Print every entry, word for word, and skip the images.

━━━━━━━━━━

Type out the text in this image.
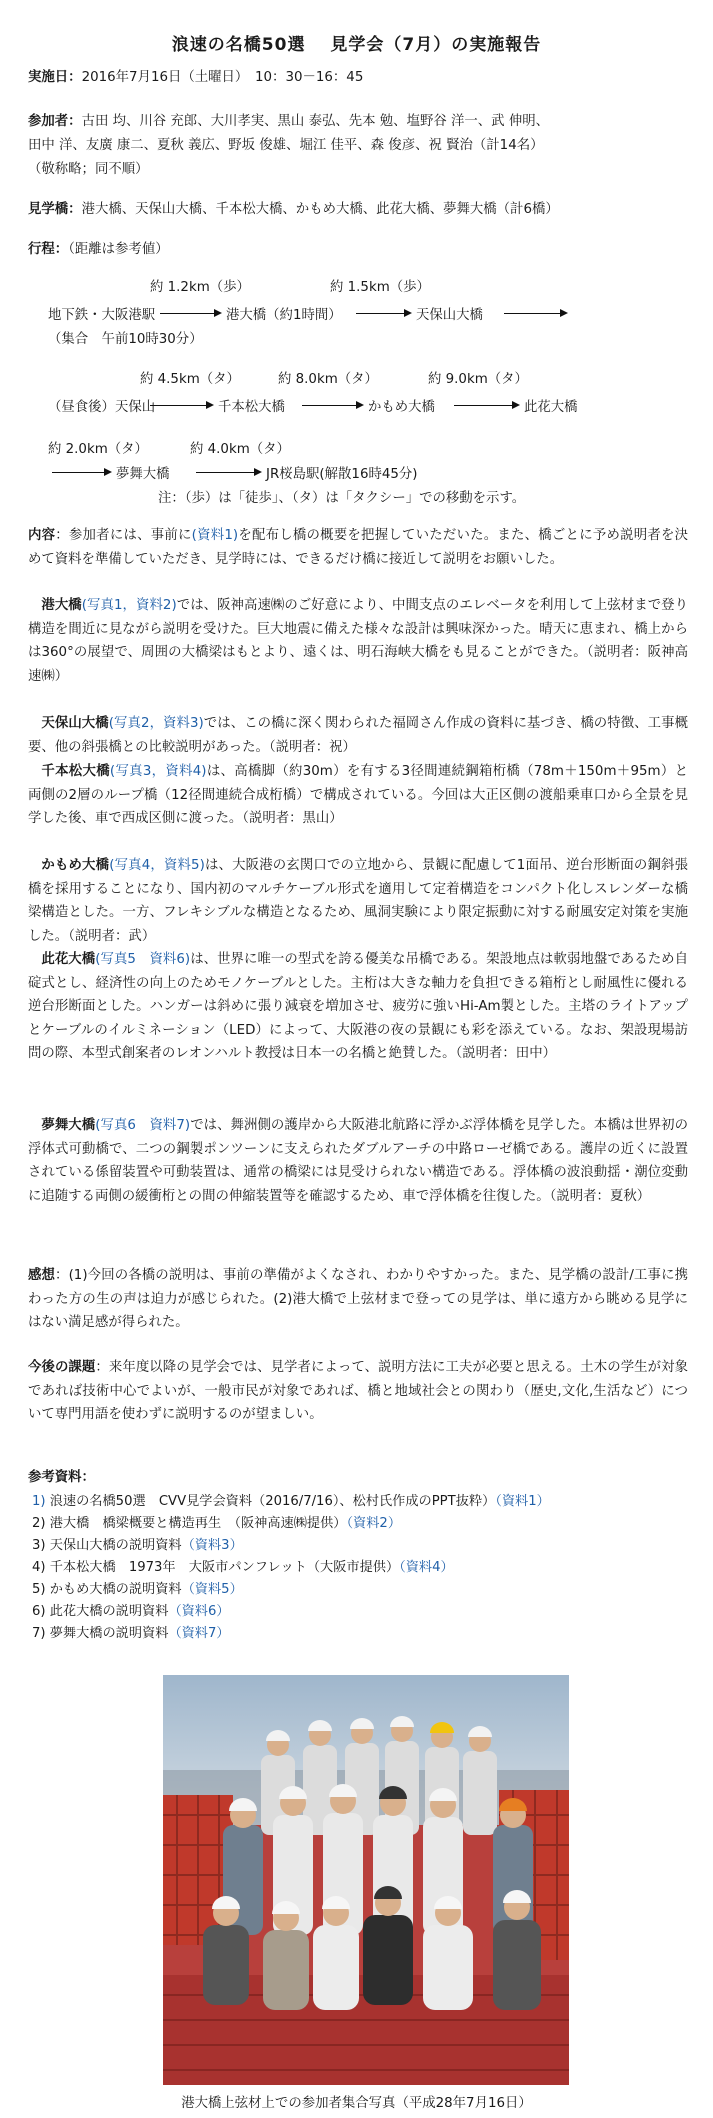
浪速の名橋50選　 見学会（7月）の実施報告
実施日：2016年7月16日（土曜日）　10：30－16：45
参加者：古田 均、川谷 充郎、大川孝実、黒山 泰弘、先本 勉、塩野谷 洋一、武 伸明、
田中 洋、友廣 康二、夏秋 義広、野坂 俊雄、堀江 佳平、森 俊彦、祝 賢治（計14名）
（敬称略；同不順）
見学橋：港大橋、天保山大橋、千本松大橋、かもめ大橋、此花大橋、夢舞大橋（計6橋）
行程：（距離は参考値）
約 1.2km（歩）	約 1.5km（歩）
地下鉄・大阪港駅	港大橋（約1時間）	天保山大橋
（集合　午前10時30分）
約 4.5km（タ）	約 8.0km（タ）	約 9.0km（タ）
（昼食後）天保山	千本松大橋	かもめ大橋	此花大橋
約 2.0km（タ）	約 4.0km（タ）
夢舞大橋	JR桜島駅(解散16時45分)
注：（歩）は「徒歩」、（タ）は「タクシー」での移動を示す。
内容：参加者には、事前に(資料1)を配布し橋の概要を把握していただいた。また、橋ごとに予め説明者を決めて資料を準備していただき、見学時には、できるだけ橋に接近して説明をお願いした。
港大橋(写真1，資料2)では、阪神高速㈱のご好意により、中間支点のエレベータを利用して上弦材まで登り構造を間近に見ながら説明を受けた。巨大地震に備えた様々な設計は興味深かった。晴天に恵まれ、橋上からは360°の展望で、周囲の大橋梁はもとより、遠くは、明石海峡大橋をも見ることができた。（説明者：阪神高速㈱）
天保山大橋(写真2，資料3)では、この橋に深く関わられた福岡さん作成の資料に基づき、橋の特徴、工事概要、他の斜張橋との比較説明があった。（説明者：祝）
千本松大橋(写真3，資料4)は、高橋脚（約30m）を有する3径間連続鋼箱桁橋（78m＋150m＋95m）と両側の2層のループ橋（12径間連続合成桁橋）で構成されている。今回は大正区側の渡船乗車口から全景を見学した後、車で西成区側に渡った。（説明者：黒山）
かもめ大橋(写真4，資料5)は、大阪港の玄関口での立地から、景観に配慮して1面吊、逆台形断面の鋼斜張橋を採用することになり、国内初のマルチケーブル形式を適用して定着構造をコンパクト化しスレンダーな橋梁構造とした。一方、フレキシブルな構造となるため、風洞実験により限定振動に対する耐風安定対策を実施した。（説明者：武）
此花大橋(写真5　資料6)は、世界に唯一の型式を誇る優美な吊橋である。架設地点は軟弱地盤であるため自碇式とし、経済性の向上のためモノケーブルとした。主桁は大きな軸力を負担できる箱桁とし耐風性に優れる逆台形断面とした。ハンガーは斜めに張り減衰を増加させ、疲労に強いHi-Am製とした。主塔のライトアップとケーブルのイルミネーション（LED）によって、大阪港の夜の景観にも彩を添えている。なお、架設現場訪問の際、本型式創案者のレオンハルト教授は日本一の名橋と絶賛した。（説明者：田中）
夢舞大橋(写真6　資料7)では、舞洲側の護岸から大阪港北航路に浮かぶ浮体橋を見学した。本橋は世界初の浮体式可動橋で、二つの鋼製ポンツーンに支えられたダブルアーチの中路ローゼ橋である。護岸の近くに設置されている係留装置や可動装置は、通常の橋梁には見受けられない構造である。浮体橋の波浪動揺・潮位変動に追随する両側の緩衝桁との間の伸縮装置等を確認するため、車で浮体橋を往復した。（説明者：夏秋）
感想：(1)今回の各橋の説明は、事前の準備がよくなされ、わかりやすかった。また、見学橋の設計/工事に携わった方の生の声は迫力が感じられた。(2)港大橋で上弦材まで登っての見学は、単に遠方から眺める見学にはない満足感が得られた。
今後の課題：来年度以降の見学会では、見学者によって、説明方法に工夫が必要と思える。土木の学生が対象であれば技術中心でよいが、一般市民が対象であれば、橋と地域社会との関わり（歴史,文化,生活など）について専門用語を使わずに説明するのが望ましい。
参考資料：
1) 浪速の名橋50選　CVV見学会資料（2016/7/16）、松村氏作成のPPT抜粋）（資料1）
2) 港大橋　橋梁概要と構造再生　（阪神高速㈱提供）（資料2）
3) 天保山大橋の説明資料（資料3）
4) 千本松大橋　1973年　大阪市パンフレット（大阪市提供）（資料4）
5) かもめ大橋の説明資料（資料5）
6) 此花大橋の説明資料（資料6）
7) 夢舞大橋の説明資料（資料7）
港大橋上弦材上での参加者集合写真（平成28年7月16日）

━━━━━━━━━━

In response ->
Type out the text in this image.
浪速の名橋50選　 見学会（7月）の実施報告
実施日：2016年7月16日（土曜日）　10：30－16：45
参加者：古田 均、川谷 充郎、大川孝実、黒山 泰弘、先本 勉、塩野谷 洋一、武 伸明、
田中 洋、友廣 康二、夏秋 義広、野坂 俊雄、堀江 佳平、森 俊彦、祝 賢治（計14名）
（敬称略；同不順）
見学橋：港大橋、天保山大橋、千本松大橋、かもめ大橋、此花大橋、夢舞大橋（計6橋）
行程：（距離は参考値）
約 1.2km（歩）	約 1.5km（歩）
地下鉄・大阪港駅	港大橋（約1時間）	天保山大橋
（集合　午前10時30分）
約 4.5km（タ）	約 8.0km（タ）	約 9.0km（タ）
（昼食後）天保山	千本松大橋	かもめ大橋	此花大橋
約 2.0km（タ）	約 4.0km（タ）
夢舞大橋	JR桜島駅(解散16時45分)
注：（歩）は「徒歩」、（タ）は「タクシー」での移動を示す。
内容：参加者には、事前に(資料1)を配布し橋の概要を把握していただいた。また、橋ごとに予め説明者を決めて資料を準備していただき、見学時には、できるだけ橋に接近して説明をお願いした。
港大橋(写真1，資料2)では、阪神高速㈱のご好意により、中間支点のエレベータを利用して上弦材まで登り構造を間近に見ながら説明を受けた。巨大地震に備えた様々な設計は興味深かった。晴天に恵まれ、橋上からは360°の展望で、周囲の大橋梁はもとより、遠くは、明石海峡大橋をも見ることができた。（説明者：阪神高速㈱）
天保山大橋(写真2，資料3)では、この橋に深く関わられた福岡さん作成の資料に基づき、橋の特徴、工事概要、他の斜張橋との比較説明があった。（説明者：祝）
千本松大橋(写真3，資料4)は、高橋脚（約30m）を有する3径間連続鋼箱桁橋（78m＋150m＋95m）と両側の2層のループ橋（12径間連続合成桁橋）で構成されている。今回は大正区側の渡船乗車口から全景を見学した後、車で西成区側に渡った。（説明者：黒山）
かもめ大橋(写真4，資料5)は、大阪港の玄関口での立地から、景観に配慮して1面吊、逆台形断面の鋼斜張橋を採用することになり、国内初のマルチケーブル形式を適用して定着構造をコンパクト化しスレンダーな橋梁構造とした。一方、フレキシブルな構造となるため、風洞実験により限定振動に対する耐風安定対策を実施した。（説明者：武）
此花大橋(写真5　資料6)は、世界に唯一の型式を誇る優美な吊橋である。架設地点は軟弱地盤であるため自碇式とし、経済性の向上のためモノケーブルとした。主桁は大きな軸力を負担できる箱桁とし耐風性に優れる逆台形断面とした。ハンガーは斜めに張り減衰を増加させ、疲労に強いHi-Am製とした。主塔のライトアップとケーブルのイルミネーション（LED）によって、大阪港の夜の景観にも彩を添えている。なお、架設現場訪問の際、本型式創案者のレオンハルト教授は日本一の名橋と絶賛した。（説明者：田中）
夢舞大橋(写真6　資料7)では、舞洲側の護岸から大阪港北航路に浮かぶ浮体橋を見学した。本橋は世界初の浮体式可動橋で、二つの鋼製ポンツーンに支えられたダブルアーチの中路ローゼ橋である。護岸の近くに設置されている係留装置や可動装置は、通常の橋梁には見受けられない構造である。浮体橋の波浪動揺・潮位変動に追随する両側の緩衝桁との間の伸縮装置等を確認するため、車で浮体橋を往復した。（説明者：夏秋）
感想：(1)今回の各橋の説明は、事前の準備がよくなされ、わかりやすかった。また、見学橋の設計/工事に携わった方の生の声は迫力が感じられた。(2)港大橋で上弦材まで登っての見学は、単に遠方から眺める見学にはない満足感が得られた。
今後の課題：来年度以降の見学会では、見学者によって、説明方法に工夫が必要と思える。土木の学生が対象であれば技術中心でよいが、一般市民が対象であれば、橋と地域社会との関わり（歴史,文化,生活など）について専門用語を使わずに説明するのが望ましい。
参考資料：
1) 浪速の名橋50選　CVV見学会資料（2016/7/16）、松村氏作成のPPT抜粋）（資料1）
2) 港大橋　橋梁概要と構造再生　（阪神高速㈱提供）（資料2）
3) 天保山大橋の説明資料（資料3）
4) 千本松大橋　1973年　大阪市パンフレット（大阪市提供）（資料4）
5) かもめ大橋の説明資料（資料5）
6) 此花大橋の説明資料（資料6）
7) 夢舞大橋の説明資料（資料7）
港大橋上弦材上での参加者集合写真（平成28年7月16日）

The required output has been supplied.